Task brief:
Copy every line that holds "Windows".

Data to process:
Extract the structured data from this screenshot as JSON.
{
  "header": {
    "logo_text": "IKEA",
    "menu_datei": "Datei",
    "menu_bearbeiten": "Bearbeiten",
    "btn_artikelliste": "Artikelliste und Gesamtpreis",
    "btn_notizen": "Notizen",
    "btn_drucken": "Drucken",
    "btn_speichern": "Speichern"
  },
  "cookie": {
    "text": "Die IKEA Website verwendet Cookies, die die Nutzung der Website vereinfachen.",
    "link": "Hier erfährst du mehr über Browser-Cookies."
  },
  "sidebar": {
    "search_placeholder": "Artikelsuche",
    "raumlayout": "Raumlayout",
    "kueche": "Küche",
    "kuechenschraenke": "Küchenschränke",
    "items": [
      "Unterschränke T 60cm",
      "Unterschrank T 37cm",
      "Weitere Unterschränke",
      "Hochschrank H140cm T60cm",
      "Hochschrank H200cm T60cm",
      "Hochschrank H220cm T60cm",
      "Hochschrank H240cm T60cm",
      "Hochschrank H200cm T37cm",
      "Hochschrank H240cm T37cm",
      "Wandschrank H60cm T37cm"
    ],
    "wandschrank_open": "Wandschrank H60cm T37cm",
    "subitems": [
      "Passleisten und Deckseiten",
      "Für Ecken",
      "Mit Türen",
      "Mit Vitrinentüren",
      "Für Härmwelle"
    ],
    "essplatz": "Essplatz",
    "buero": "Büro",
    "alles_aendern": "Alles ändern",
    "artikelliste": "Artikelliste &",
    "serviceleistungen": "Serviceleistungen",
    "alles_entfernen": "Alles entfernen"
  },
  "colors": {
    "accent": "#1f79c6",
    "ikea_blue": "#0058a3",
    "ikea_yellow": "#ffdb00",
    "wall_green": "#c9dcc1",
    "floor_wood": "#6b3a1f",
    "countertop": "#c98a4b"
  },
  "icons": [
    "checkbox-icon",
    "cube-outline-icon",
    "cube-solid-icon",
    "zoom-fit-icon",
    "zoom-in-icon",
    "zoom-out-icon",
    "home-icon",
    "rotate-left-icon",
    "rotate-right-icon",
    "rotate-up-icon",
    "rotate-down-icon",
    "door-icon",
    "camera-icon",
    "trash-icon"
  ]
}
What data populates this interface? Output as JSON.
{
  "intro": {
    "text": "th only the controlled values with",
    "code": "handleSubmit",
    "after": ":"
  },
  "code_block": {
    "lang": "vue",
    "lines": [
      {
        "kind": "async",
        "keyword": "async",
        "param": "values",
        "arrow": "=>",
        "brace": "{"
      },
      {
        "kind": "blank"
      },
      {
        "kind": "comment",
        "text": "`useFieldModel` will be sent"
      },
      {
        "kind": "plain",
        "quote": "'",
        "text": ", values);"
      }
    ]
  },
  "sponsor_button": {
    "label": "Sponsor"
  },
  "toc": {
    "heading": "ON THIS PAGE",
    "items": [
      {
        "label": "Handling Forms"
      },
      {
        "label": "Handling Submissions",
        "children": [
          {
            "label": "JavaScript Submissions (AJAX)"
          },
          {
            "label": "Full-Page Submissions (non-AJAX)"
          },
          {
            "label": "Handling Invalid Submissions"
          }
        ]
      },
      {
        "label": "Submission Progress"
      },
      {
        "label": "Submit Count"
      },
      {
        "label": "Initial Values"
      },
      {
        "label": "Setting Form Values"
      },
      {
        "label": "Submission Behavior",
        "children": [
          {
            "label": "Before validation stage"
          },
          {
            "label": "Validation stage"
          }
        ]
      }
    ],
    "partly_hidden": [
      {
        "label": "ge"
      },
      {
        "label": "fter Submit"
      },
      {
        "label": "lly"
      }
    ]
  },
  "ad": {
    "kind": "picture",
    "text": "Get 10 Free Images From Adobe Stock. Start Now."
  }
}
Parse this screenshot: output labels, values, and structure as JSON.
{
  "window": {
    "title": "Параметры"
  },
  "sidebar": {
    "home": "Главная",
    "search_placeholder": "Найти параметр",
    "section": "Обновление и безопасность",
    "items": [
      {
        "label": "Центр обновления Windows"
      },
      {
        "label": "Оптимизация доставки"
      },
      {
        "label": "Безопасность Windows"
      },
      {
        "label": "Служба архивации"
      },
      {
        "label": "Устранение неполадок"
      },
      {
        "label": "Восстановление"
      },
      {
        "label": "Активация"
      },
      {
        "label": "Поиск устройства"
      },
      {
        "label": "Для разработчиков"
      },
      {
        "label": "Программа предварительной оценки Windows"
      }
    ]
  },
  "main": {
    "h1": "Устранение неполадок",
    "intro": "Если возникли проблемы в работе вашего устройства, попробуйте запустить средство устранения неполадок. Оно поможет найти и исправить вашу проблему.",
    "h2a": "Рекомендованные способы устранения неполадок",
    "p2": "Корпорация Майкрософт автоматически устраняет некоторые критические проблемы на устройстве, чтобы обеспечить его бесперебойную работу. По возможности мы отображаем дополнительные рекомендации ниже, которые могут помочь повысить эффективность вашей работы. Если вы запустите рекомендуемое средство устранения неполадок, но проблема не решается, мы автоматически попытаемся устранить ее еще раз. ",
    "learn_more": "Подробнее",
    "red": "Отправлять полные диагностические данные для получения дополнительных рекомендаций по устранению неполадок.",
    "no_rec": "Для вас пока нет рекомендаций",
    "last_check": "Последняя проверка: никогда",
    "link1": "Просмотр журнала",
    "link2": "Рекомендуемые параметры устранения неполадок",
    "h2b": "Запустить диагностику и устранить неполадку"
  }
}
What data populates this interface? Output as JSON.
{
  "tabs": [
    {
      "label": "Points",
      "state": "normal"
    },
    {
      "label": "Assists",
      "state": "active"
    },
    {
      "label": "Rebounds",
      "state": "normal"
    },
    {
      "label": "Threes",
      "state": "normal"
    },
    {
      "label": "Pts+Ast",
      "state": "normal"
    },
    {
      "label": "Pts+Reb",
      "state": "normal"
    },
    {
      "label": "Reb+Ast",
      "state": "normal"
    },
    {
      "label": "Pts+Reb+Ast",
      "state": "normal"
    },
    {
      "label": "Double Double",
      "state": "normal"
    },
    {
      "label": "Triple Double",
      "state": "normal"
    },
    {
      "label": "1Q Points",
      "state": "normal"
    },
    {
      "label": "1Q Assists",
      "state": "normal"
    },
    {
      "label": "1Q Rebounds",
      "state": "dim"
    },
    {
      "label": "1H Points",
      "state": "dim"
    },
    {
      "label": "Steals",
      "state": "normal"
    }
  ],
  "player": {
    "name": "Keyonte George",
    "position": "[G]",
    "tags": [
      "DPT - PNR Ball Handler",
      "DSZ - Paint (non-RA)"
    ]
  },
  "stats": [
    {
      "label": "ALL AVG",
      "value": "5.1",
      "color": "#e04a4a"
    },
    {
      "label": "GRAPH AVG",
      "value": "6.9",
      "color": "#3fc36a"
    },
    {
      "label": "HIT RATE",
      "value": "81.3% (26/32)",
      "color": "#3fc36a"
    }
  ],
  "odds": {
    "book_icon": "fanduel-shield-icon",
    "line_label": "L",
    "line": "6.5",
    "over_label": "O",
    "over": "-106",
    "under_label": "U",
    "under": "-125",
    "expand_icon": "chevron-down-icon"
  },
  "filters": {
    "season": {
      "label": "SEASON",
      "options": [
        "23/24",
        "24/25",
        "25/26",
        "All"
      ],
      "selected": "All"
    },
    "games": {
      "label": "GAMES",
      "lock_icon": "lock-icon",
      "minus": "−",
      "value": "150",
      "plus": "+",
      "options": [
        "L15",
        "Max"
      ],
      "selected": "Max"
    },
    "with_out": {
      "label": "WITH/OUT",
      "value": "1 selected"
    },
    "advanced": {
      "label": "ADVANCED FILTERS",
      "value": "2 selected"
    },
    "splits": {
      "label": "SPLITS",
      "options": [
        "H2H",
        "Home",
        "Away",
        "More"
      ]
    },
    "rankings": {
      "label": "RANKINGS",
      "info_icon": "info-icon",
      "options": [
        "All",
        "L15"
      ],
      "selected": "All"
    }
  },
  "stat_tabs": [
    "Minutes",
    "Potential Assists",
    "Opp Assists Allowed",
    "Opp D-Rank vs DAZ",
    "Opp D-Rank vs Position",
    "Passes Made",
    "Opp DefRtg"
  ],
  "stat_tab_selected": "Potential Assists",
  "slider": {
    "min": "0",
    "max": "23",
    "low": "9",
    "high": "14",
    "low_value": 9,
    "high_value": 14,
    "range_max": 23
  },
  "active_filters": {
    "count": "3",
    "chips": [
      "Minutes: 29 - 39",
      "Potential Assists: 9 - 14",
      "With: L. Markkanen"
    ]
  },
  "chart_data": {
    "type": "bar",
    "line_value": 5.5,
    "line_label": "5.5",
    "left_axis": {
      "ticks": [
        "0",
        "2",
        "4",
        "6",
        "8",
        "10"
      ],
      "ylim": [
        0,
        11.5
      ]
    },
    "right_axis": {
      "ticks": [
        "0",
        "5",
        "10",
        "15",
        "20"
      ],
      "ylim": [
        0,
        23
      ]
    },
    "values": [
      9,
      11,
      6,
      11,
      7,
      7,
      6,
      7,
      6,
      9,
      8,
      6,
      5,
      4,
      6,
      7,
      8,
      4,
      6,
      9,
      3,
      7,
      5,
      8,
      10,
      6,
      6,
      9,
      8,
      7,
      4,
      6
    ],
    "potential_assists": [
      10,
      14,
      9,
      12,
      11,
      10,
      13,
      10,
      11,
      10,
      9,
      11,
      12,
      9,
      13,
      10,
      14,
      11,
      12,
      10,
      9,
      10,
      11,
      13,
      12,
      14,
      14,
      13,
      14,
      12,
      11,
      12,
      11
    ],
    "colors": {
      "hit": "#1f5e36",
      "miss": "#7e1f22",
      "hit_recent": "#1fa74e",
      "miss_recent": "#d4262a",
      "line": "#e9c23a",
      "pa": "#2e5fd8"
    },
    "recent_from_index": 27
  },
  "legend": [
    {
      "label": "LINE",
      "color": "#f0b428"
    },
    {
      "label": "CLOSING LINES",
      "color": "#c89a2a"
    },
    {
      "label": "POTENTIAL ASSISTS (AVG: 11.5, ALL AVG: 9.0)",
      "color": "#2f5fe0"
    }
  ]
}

Exercise solution:
        "label": "Центр обновления Windows"
        "label": "Безопасность Windows"
        "label": "Программа предварительной оценки Windows"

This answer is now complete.